What the task asks: Filter for the word "speakers" and keep each matching line.

Raw records

>> begin

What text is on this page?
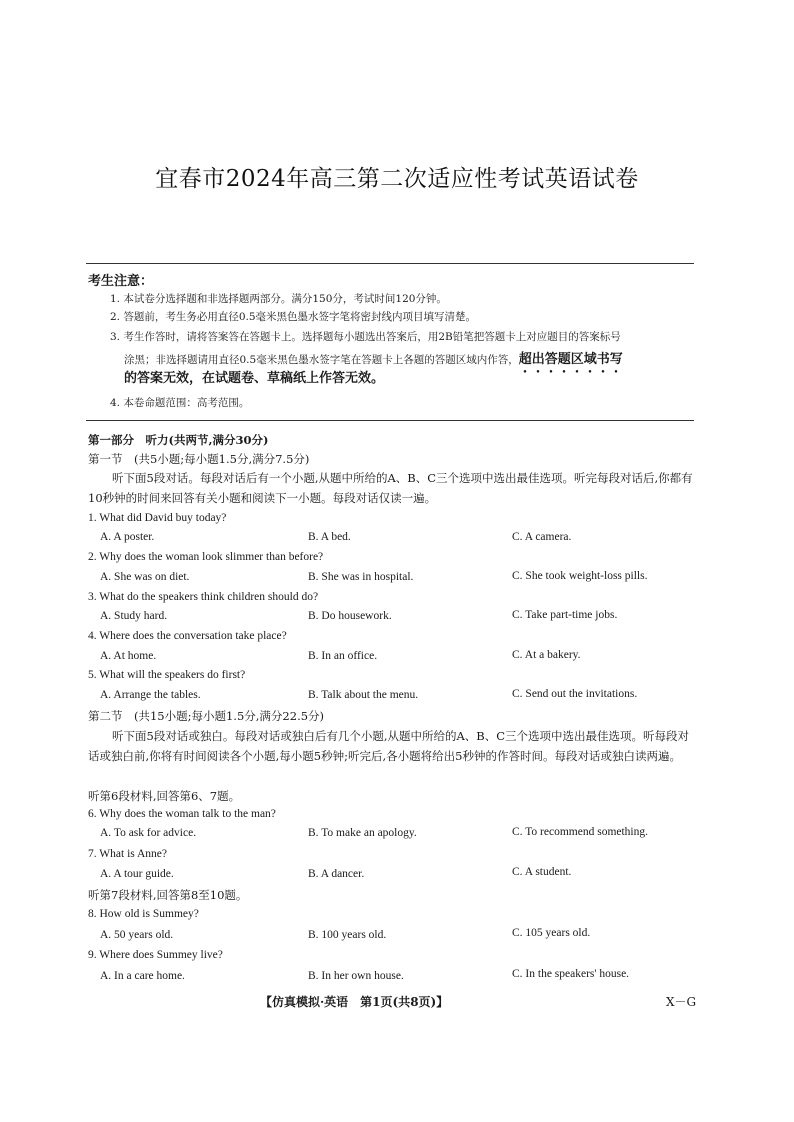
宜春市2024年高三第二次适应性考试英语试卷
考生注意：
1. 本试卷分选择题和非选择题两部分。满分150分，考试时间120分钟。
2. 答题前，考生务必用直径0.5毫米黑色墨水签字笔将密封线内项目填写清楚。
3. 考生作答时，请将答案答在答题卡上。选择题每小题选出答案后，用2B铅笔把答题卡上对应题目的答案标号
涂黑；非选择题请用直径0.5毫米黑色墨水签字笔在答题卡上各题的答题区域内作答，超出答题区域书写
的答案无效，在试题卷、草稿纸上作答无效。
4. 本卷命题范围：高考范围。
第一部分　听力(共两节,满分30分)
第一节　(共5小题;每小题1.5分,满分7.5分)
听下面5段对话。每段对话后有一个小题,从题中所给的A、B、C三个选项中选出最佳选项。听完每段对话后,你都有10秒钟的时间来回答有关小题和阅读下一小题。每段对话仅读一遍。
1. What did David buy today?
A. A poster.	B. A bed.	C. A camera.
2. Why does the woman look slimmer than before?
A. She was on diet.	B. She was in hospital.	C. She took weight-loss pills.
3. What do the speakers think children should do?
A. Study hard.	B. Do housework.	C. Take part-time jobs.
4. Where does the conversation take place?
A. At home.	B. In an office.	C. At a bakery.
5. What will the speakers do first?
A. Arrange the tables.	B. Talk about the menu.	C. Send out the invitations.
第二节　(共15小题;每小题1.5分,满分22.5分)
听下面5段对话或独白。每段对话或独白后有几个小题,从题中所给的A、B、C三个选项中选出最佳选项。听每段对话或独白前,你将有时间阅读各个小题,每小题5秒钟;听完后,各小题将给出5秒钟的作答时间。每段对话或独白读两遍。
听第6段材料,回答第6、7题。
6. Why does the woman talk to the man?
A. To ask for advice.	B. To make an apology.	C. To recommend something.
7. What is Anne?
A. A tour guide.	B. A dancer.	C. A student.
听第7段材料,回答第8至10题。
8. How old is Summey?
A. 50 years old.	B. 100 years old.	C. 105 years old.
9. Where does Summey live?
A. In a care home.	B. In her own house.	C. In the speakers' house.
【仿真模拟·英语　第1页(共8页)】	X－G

>> end
>> begin

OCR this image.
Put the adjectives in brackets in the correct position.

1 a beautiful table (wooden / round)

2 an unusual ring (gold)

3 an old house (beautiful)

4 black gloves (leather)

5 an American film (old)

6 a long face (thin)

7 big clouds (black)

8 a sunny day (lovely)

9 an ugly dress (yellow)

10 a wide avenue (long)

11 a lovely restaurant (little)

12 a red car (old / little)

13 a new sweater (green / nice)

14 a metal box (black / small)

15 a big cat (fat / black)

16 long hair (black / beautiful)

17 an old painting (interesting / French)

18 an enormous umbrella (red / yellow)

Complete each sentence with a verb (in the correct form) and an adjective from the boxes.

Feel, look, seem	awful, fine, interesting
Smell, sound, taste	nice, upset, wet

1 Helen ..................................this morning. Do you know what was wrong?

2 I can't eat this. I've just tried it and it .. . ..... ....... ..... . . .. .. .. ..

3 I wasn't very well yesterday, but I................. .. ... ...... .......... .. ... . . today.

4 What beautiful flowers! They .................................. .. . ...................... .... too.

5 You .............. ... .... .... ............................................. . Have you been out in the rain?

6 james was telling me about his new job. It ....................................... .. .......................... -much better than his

>> end
>> begin

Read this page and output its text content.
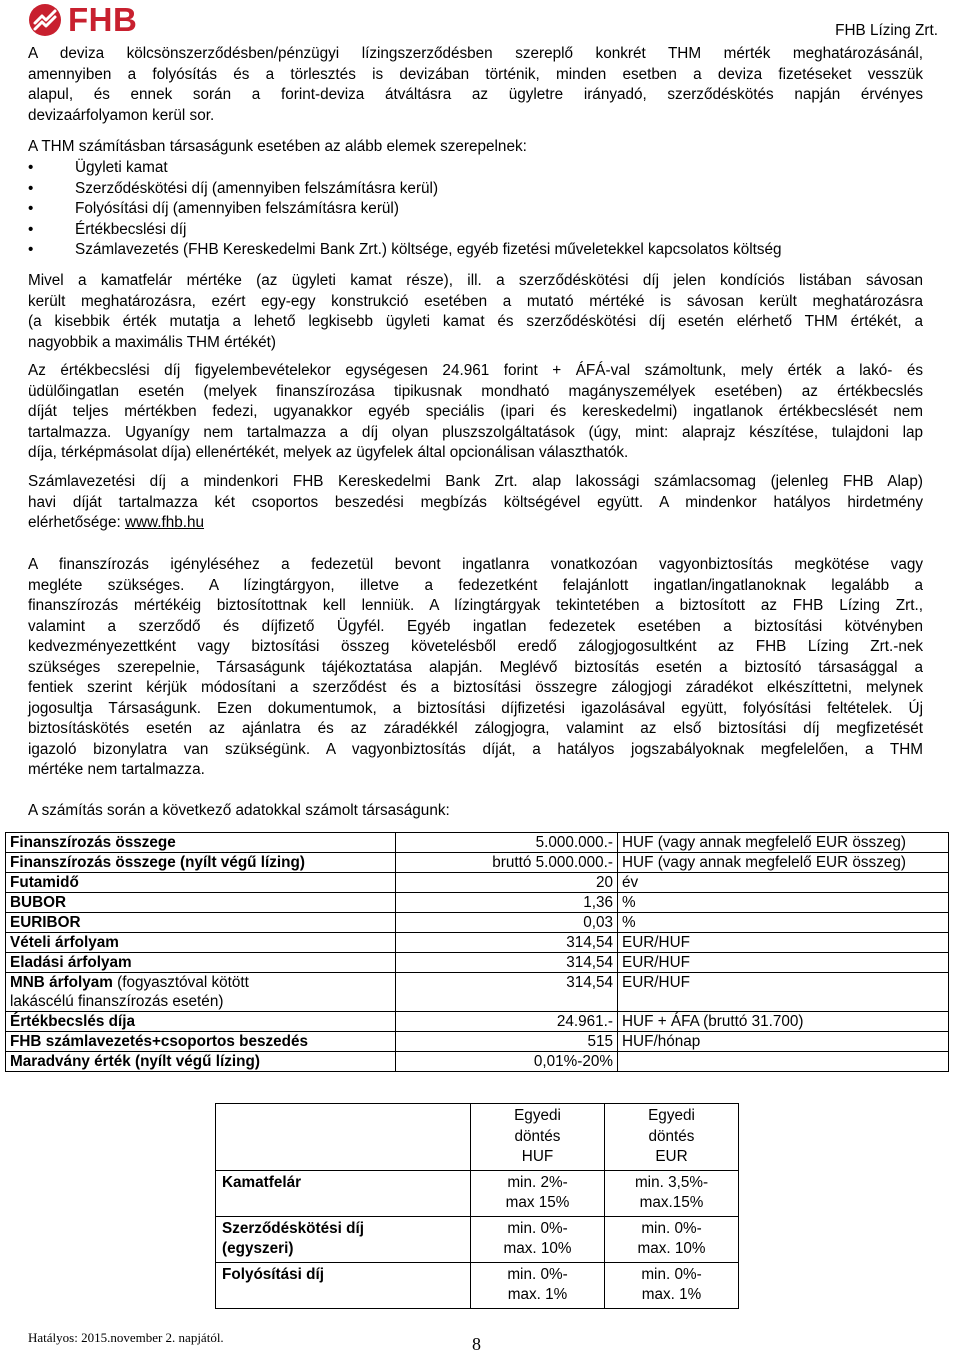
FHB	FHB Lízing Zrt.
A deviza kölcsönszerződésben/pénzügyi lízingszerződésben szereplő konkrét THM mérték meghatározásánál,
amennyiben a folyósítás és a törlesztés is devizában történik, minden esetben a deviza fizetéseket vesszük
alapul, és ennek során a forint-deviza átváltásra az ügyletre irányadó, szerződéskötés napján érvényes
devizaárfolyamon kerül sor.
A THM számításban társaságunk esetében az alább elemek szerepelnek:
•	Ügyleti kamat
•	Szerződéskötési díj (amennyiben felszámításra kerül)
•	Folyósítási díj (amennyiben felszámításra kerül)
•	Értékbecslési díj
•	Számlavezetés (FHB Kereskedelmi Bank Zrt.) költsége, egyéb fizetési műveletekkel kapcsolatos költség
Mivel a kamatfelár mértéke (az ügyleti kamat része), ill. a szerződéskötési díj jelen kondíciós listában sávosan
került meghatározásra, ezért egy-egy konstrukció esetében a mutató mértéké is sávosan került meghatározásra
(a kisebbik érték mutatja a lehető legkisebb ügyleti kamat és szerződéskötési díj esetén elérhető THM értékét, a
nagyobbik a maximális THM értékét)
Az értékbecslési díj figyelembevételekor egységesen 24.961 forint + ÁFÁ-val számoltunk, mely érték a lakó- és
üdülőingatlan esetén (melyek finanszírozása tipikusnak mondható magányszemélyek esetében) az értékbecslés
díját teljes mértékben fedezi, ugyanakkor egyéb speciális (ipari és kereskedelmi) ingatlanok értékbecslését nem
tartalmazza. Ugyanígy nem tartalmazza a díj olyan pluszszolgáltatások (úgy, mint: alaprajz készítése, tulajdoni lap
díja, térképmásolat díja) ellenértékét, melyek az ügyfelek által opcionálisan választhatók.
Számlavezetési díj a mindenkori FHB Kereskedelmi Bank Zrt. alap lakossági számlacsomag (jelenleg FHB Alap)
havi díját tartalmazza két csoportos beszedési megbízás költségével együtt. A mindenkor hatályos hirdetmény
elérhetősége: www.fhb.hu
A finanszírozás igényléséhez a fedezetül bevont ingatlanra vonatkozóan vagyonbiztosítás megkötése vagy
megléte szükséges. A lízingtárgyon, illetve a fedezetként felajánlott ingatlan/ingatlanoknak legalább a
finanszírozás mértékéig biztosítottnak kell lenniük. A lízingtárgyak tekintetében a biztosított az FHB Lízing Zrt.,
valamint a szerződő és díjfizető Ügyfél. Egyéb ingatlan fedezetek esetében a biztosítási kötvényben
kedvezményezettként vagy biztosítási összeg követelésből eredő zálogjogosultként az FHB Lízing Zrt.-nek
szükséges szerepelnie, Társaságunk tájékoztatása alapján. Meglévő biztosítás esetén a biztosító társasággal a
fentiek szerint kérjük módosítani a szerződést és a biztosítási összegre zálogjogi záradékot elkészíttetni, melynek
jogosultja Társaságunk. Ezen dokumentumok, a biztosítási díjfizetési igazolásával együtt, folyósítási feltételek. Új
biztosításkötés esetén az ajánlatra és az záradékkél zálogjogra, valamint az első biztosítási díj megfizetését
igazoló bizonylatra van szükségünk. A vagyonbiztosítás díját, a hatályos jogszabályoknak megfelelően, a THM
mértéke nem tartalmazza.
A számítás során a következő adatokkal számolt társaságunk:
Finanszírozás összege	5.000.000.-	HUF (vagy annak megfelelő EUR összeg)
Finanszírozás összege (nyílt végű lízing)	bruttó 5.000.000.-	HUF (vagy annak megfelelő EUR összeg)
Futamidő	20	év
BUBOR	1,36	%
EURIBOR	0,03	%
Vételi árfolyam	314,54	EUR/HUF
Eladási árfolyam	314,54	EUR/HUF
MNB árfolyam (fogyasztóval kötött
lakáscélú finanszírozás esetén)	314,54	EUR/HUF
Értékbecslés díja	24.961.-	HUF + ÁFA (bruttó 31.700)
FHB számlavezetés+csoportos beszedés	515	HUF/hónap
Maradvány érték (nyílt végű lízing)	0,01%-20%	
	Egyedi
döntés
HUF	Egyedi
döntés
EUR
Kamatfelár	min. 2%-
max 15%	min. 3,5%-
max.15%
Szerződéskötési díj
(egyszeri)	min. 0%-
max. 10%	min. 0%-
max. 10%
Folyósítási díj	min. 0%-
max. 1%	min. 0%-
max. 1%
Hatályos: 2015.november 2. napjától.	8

>> end

Answer to this exercise:
3. What do the speakers think children should do?
5. What will the speakers do first?
A. In a care home.	B. In her own house.	C. In the speakers' house.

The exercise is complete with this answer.